— start of Supplied data —

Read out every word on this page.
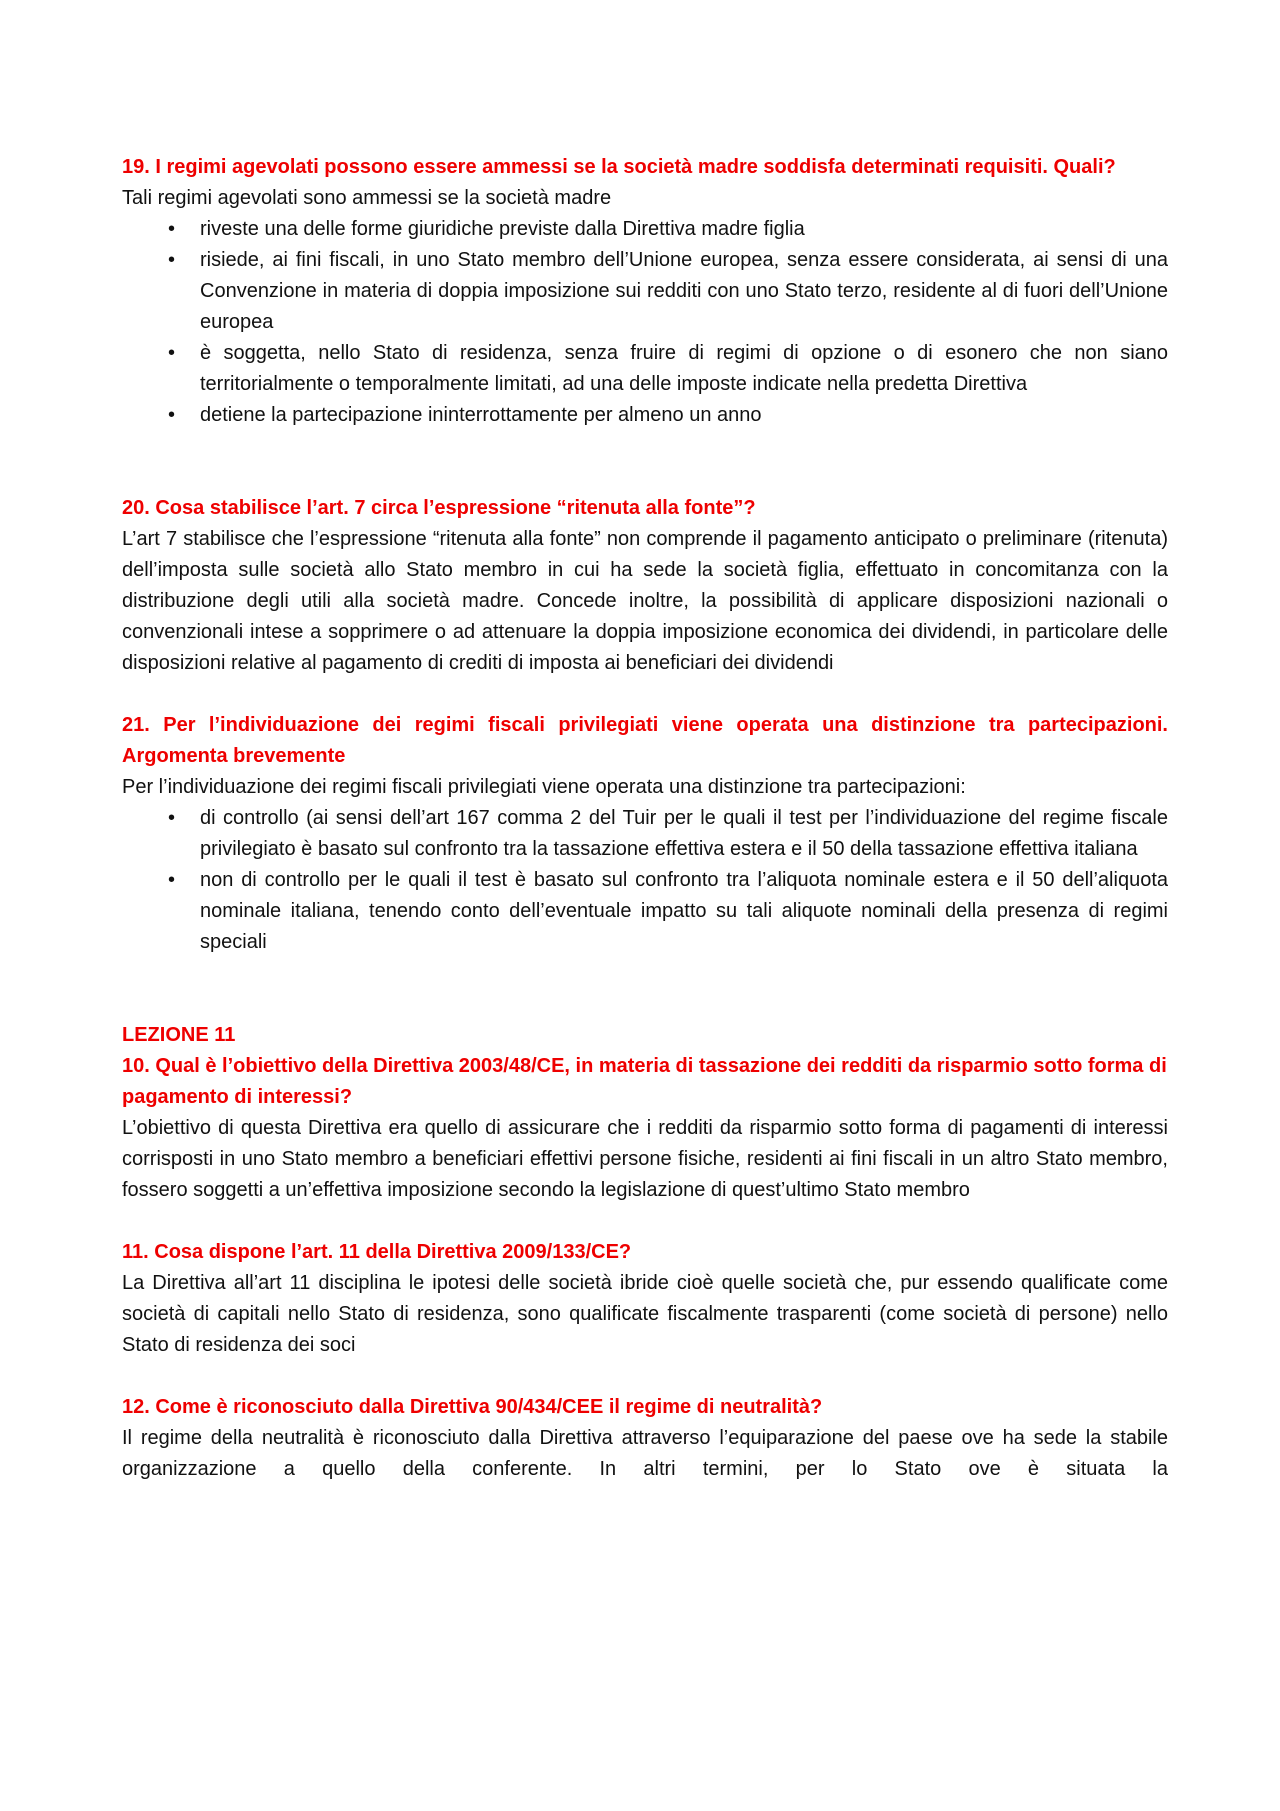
19. I regimi agevolati possono essere ammessi se la società madre soddisfa determinati requisiti. Quali?

Tali regimi agevolati sono ammessi se la società madre

• riveste una delle forme giuridiche previste dalla Direttiva madre figlia
• risiede, ai fini fiscali, in uno Stato membro dell’Unione europea, senza essere considerata, ai sensi di una Convenzione in materia di doppia imposizione sui redditi con uno Stato terzo, residente al di fuori dell’Unione europea
• è soggetta, nello Stato di residenza, senza fruire di regimi di opzione o di esonero che non siano territorialmente o temporalmente limitati, ad una delle imposte indicate nella predetta Direttiva
• detiene la partecipazione ininterrottamente per almeno un anno

20. Cosa stabilisce l’art. 7 circa l’espressione “ritenuta alla fonte”?

L’art 7 stabilisce che l’espressione “ritenuta alla fonte” non comprende il pagamento anticipato o preliminare (ritenuta) dell’imposta sulle società allo Stato membro in cui ha sede la società figlia, effettuato in concomitanza con la distribuzione degli utili alla società madre. Concede inoltre, la possibilità di applicare disposizioni nazionali o convenzionali intese a sopprimere o ad attenuare la doppia imposizione economica dei dividendi, in particolare delle disposizioni relative al pagamento di crediti di imposta ai beneficiari dei dividendi

21. Per l’individuazione dei regimi fiscali privilegiati viene operata una distinzione tra partecipazioni. Argomenta brevemente

Per l’individuazione dei regimi fiscali privilegiati viene operata una distinzione tra partecipazioni:

• di controllo (ai sensi dell’art 167 comma 2 del Tuir per le quali il test per l’individuazione del regime fiscale privilegiato è basato sul confronto tra la tassazione effettiva estera e il 50 della tassazione effettiva italiana
• non di controllo per le quali il test è basato sul confronto tra l’aliquota nominale estera e il 50 dell’aliquota nominale italiana, tenendo conto dell’eventuale impatto su tali aliquote nominali della presenza di regimi speciali

LEZIONE 11

10. Qual è l’obiettivo della Direttiva 2003/48/CE, in materia di tassazione dei redditi da risparmio sotto forma di pagamento di interessi?

L’obiettivo di questa Direttiva era quello di assicurare che i redditi da risparmio sotto forma di pagamenti di interessi corrisposti in uno Stato membro a beneficiari effettivi persone fisiche, residenti ai fini fiscali in un altro Stato membro, fossero soggetti a un’effettiva imposizione secondo la legislazione di quest’ultimo Stato membro

11. Cosa dispone l’art. 11 della Direttiva 2009/133/CE?

La Direttiva all’art 11 disciplina le ipotesi delle società ibride cioè quelle società che, pur essendo qualificate come società di capitali nello Stato di residenza, sono qualificate fiscalmente trasparenti (come società di persone) nello Stato di residenza dei soci

12. Come è riconosciuto dalla Direttiva 90/434/CEE il regime di neutralità?

Il regime della neutralità è riconosciuto dalla Direttiva attraverso l’equiparazione del paese ove ha sede la stabile organizzazione a quello della conferente. In altri termini, per lo Stato ove è situata la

— end of Supplied data —

## Exercise aim
Using the records above, output their complete text exactly, minus any images.

## Exercise result
Read out every word on this page.
19. I regimi agevolati possono essere ammessi se la società madre soddisfa determinati requisiti. Quali?

Tali regimi agevolati sono ammessi se la società madre

• riveste una delle forme giuridiche previste dalla Direttiva madre figlia
• risiede, ai fini fiscali, in uno Stato membro dell’Unione europea, senza essere considerata, ai sensi di una Convenzione in materia di doppia imposizione sui redditi con uno Stato terzo, residente al di fuori dell’Unione europea
• è soggetta, nello Stato di residenza, senza fruire di regimi di opzione o di esonero che non siano territorialmente o temporalmente limitati, ad una delle imposte indicate nella predetta Direttiva
• detiene la partecipazione ininterrottamente per almeno un anno

20. Cosa stabilisce l’art. 7 circa l’espressione “ritenuta alla fonte”?

L’art 7 stabilisce che l’espressione “ritenuta alla fonte” non comprende il pagamento anticipato o preliminare (ritenuta) dell’imposta sulle società allo Stato membro in cui ha sede la società figlia, effettuato in concomitanza con la distribuzione degli utili alla società madre. Concede inoltre, la possibilità di applicare disposizioni nazionali o convenzionali intese a sopprimere o ad attenuare la doppia imposizione economica dei dividendi, in particolare delle disposizioni relative al pagamento di crediti di imposta ai beneficiari dei dividendi

21. Per l’individuazione dei regimi fiscali privilegiati viene operata una distinzione tra partecipazioni. Argomenta brevemente

Per l’individuazione dei regimi fiscali privilegiati viene operata una distinzione tra partecipazioni:

• di controllo (ai sensi dell’art 167 comma 2 del Tuir per le quali il test per l’individuazione del regime fiscale privilegiato è basato sul confronto tra la tassazione effettiva estera e il 50 della tassazione effettiva italiana
• non di controllo per le quali il test è basato sul confronto tra l’aliquota nominale estera e il 50 dell’aliquota nominale italiana, tenendo conto dell’eventuale impatto su tali aliquote nominali della presenza di regimi speciali

LEZIONE 11

10. Qual è l’obiettivo della Direttiva 2003/48/CE, in materia di tassazione dei redditi da risparmio sotto forma di pagamento di interessi?

L’obiettivo di questa Direttiva era quello di assicurare che i redditi da risparmio sotto forma di pagamenti di interessi corrisposti in uno Stato membro a beneficiari effettivi persone fisiche, residenti ai fini fiscali in un altro Stato membro, fossero soggetti a un’effettiva imposizione secondo la legislazione di quest’ultimo Stato membro

11. Cosa dispone l’art. 11 della Direttiva 2009/133/CE?

La Direttiva all’art 11 disciplina le ipotesi delle società ibride cioè quelle società che, pur essendo qualificate come società di capitali nello Stato di residenza, sono qualificate fiscalmente trasparenti (come società di persone) nello Stato di residenza dei soci

12. Come è riconosciuto dalla Direttiva 90/434/CEE il regime di neutralità?

Il regime della neutralità è riconosciuto dalla Direttiva attraverso l’equiparazione del paese ove ha sede la stabile organizzazione a quello della conferente. In altri termini, per lo Stato ove è situata la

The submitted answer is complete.